— start of Provided records —
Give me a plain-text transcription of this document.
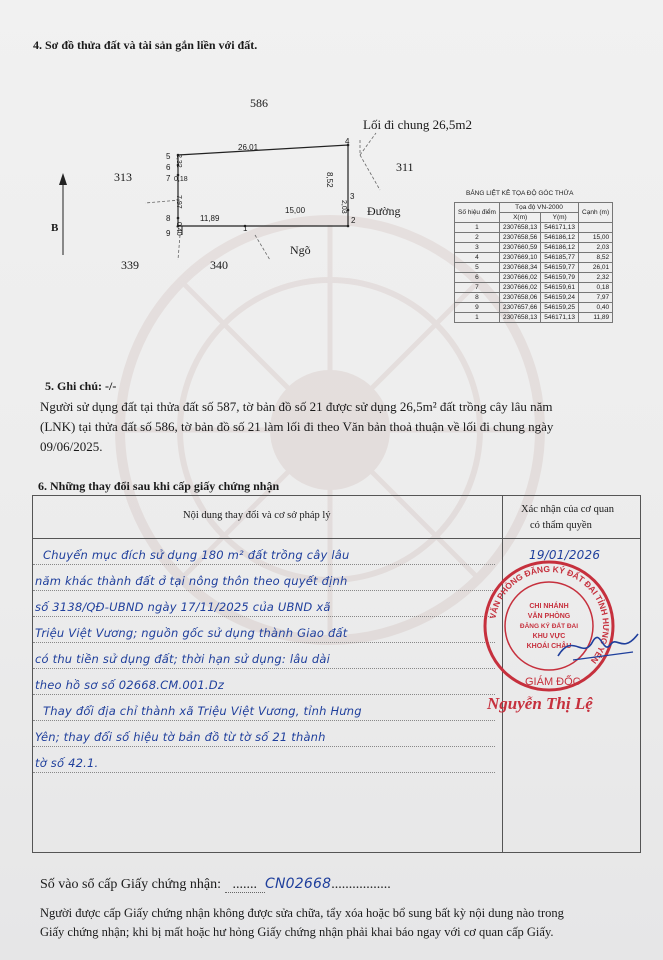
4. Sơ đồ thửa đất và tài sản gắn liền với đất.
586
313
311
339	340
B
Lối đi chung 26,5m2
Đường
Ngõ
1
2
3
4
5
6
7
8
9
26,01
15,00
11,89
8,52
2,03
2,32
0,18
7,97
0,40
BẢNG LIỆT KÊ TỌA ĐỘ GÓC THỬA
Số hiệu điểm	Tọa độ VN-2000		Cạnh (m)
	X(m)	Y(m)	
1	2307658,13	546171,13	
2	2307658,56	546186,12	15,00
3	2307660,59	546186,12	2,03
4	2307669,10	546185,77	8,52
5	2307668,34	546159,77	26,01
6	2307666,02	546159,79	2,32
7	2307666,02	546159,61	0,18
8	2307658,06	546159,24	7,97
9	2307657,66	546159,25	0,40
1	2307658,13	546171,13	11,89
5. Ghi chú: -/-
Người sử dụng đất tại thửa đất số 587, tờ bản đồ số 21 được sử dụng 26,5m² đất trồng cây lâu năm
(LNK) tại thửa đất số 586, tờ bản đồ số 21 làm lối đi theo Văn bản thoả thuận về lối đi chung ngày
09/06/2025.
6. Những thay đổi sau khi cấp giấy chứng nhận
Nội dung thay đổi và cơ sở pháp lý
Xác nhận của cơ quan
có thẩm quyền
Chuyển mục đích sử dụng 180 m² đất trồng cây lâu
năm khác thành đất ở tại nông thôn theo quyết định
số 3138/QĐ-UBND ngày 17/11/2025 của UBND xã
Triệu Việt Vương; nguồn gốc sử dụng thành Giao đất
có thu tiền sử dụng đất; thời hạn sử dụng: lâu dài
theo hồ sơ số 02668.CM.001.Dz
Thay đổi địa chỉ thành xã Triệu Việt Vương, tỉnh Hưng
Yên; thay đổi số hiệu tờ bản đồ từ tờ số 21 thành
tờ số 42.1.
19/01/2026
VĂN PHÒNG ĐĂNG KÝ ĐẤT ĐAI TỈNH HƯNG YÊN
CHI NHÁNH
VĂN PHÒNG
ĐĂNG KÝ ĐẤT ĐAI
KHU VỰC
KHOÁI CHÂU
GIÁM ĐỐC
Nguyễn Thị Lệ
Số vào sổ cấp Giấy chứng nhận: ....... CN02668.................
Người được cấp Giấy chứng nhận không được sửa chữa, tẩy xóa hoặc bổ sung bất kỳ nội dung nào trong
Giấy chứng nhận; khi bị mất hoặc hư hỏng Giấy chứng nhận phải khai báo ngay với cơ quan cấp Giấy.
— end of Provided records —
— start of Provided records —
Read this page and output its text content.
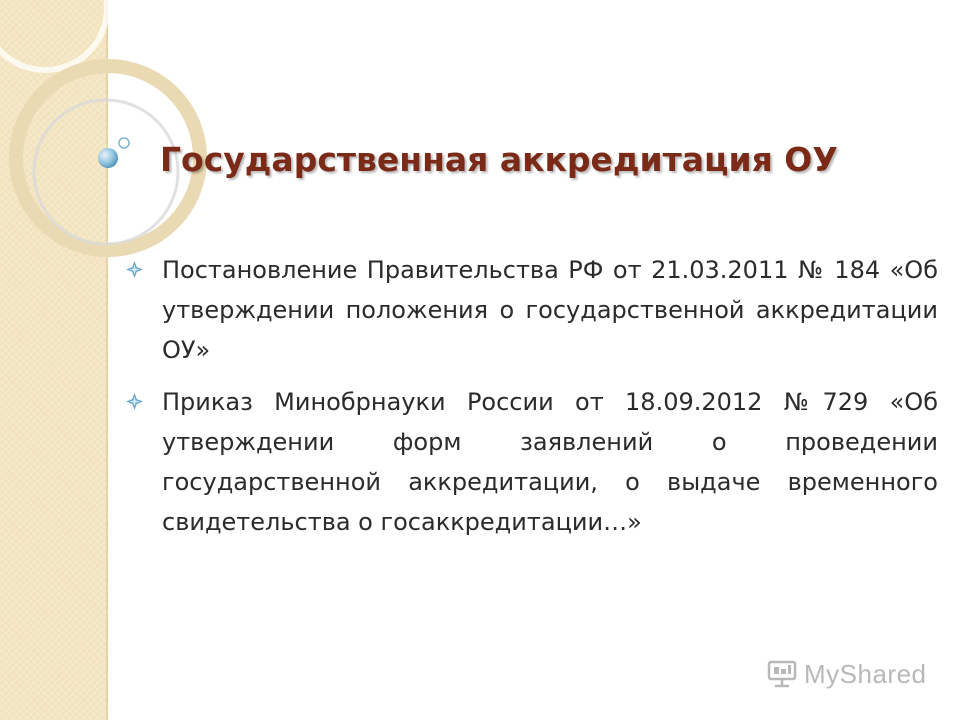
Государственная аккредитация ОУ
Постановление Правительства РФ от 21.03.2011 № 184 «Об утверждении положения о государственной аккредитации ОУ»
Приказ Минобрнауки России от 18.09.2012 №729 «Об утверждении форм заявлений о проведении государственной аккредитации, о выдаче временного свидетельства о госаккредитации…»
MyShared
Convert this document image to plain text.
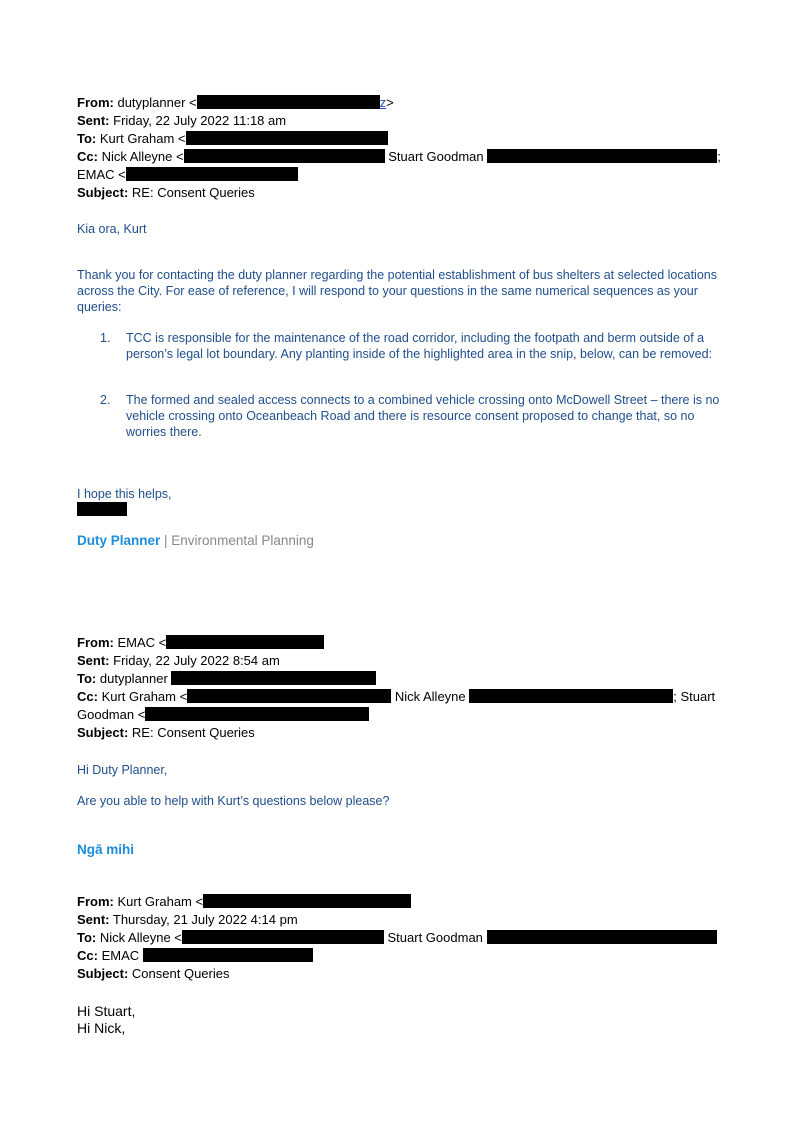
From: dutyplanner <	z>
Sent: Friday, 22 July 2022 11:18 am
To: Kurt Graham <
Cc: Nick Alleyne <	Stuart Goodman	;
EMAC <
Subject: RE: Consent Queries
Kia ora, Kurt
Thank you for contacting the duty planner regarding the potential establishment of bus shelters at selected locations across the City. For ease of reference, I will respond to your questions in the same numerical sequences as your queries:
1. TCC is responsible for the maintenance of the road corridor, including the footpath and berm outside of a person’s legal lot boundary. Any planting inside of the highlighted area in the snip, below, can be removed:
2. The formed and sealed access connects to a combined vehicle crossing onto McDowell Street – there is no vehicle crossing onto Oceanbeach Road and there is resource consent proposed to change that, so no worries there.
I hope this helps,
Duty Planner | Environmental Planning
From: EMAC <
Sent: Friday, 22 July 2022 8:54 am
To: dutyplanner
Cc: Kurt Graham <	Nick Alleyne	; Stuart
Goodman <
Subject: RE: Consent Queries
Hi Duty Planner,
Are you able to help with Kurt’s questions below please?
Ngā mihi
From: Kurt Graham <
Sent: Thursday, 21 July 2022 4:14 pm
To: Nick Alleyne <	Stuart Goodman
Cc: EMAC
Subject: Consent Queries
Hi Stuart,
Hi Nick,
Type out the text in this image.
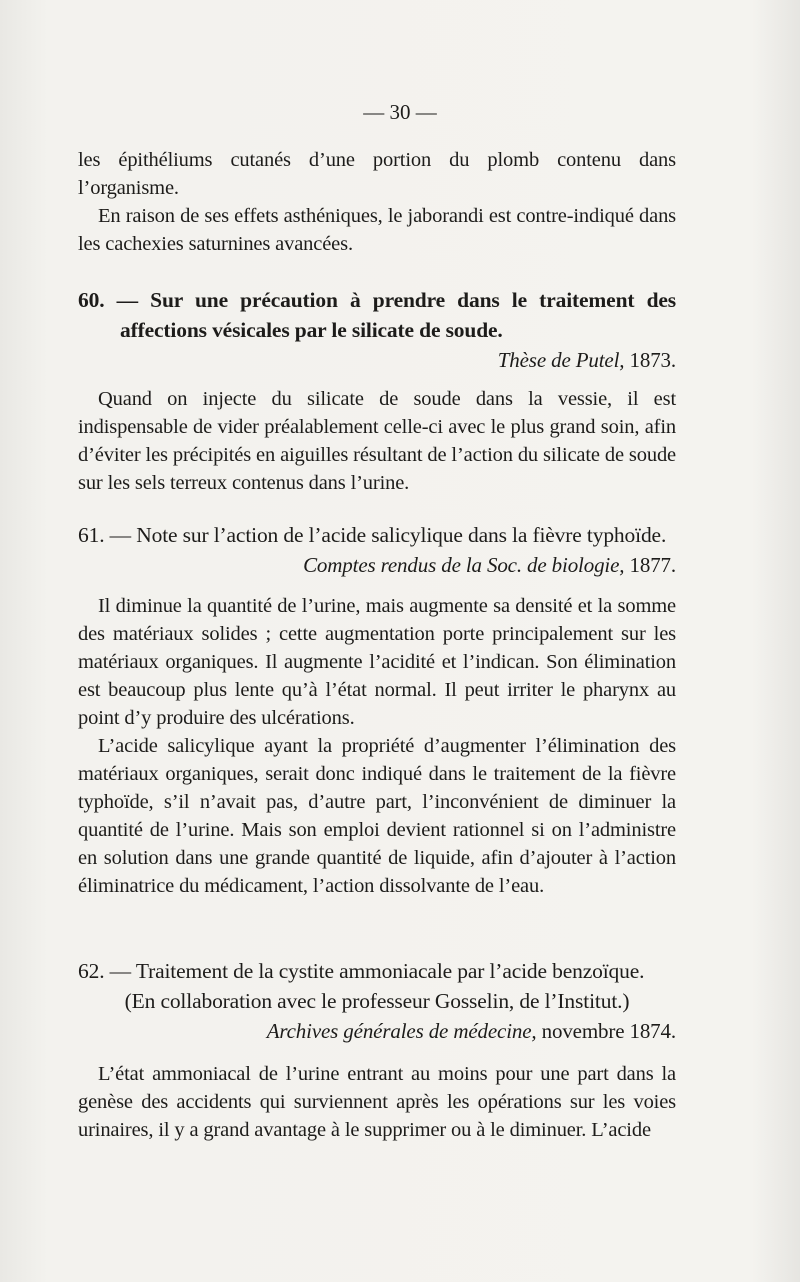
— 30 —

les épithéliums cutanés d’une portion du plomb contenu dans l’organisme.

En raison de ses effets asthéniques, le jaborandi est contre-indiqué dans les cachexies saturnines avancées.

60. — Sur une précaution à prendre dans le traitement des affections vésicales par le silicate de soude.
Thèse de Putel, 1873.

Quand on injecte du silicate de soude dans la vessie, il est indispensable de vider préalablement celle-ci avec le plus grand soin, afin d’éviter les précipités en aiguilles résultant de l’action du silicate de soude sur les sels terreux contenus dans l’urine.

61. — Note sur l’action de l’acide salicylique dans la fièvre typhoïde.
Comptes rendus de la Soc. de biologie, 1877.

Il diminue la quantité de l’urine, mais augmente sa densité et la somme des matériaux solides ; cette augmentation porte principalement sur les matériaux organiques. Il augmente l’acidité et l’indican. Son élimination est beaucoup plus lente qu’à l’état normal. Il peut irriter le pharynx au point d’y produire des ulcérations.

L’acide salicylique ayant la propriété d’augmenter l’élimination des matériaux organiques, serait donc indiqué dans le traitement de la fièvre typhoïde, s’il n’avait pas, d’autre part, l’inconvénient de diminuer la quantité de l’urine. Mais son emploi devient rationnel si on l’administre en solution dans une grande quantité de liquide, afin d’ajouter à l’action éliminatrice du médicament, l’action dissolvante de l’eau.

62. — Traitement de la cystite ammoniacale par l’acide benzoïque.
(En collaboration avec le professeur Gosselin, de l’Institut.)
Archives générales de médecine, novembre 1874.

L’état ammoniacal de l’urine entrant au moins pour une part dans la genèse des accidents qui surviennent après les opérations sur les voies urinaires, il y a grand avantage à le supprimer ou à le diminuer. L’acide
— end of Provided records —
— start of Provided records —
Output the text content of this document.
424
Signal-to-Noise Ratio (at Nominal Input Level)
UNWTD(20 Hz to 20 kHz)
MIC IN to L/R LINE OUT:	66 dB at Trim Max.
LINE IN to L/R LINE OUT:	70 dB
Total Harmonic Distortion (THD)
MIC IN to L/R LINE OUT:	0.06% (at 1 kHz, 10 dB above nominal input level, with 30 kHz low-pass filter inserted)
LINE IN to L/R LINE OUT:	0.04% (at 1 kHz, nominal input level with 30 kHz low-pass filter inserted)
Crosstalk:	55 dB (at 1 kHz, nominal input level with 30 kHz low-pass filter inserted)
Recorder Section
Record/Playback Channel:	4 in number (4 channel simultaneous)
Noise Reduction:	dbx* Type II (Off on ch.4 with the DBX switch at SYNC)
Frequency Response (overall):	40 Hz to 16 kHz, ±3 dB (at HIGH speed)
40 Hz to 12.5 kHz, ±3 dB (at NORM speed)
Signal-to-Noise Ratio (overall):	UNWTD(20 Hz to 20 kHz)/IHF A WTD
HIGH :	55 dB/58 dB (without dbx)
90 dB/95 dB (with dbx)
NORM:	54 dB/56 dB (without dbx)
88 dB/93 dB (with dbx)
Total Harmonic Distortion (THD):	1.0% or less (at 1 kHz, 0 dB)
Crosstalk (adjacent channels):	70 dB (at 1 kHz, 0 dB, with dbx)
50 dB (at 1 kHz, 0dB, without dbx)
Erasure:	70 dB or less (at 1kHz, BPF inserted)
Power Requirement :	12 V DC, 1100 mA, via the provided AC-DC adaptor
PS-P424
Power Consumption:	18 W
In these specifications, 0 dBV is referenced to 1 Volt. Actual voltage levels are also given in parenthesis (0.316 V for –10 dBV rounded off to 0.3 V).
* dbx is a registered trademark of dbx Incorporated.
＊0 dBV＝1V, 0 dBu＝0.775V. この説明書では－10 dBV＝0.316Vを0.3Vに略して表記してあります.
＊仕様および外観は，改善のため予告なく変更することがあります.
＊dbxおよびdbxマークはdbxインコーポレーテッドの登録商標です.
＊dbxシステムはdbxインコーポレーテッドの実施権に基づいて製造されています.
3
— end of Provided records —
» **Requirement**
Among the entries above, identify all lines with "государственной" and copy them.

» **Solution below**
Постановление Правительства РФ от 21.03.2011 № 184 «Об утверждении положения о государственной аккредитации ОУ»
Приказ Минобрнауки России от 18.09.2012 №729 «Об утверждении форм заявлений о проведении государственной аккредитации, о выдаче временного свидетельства о госаккредитации…»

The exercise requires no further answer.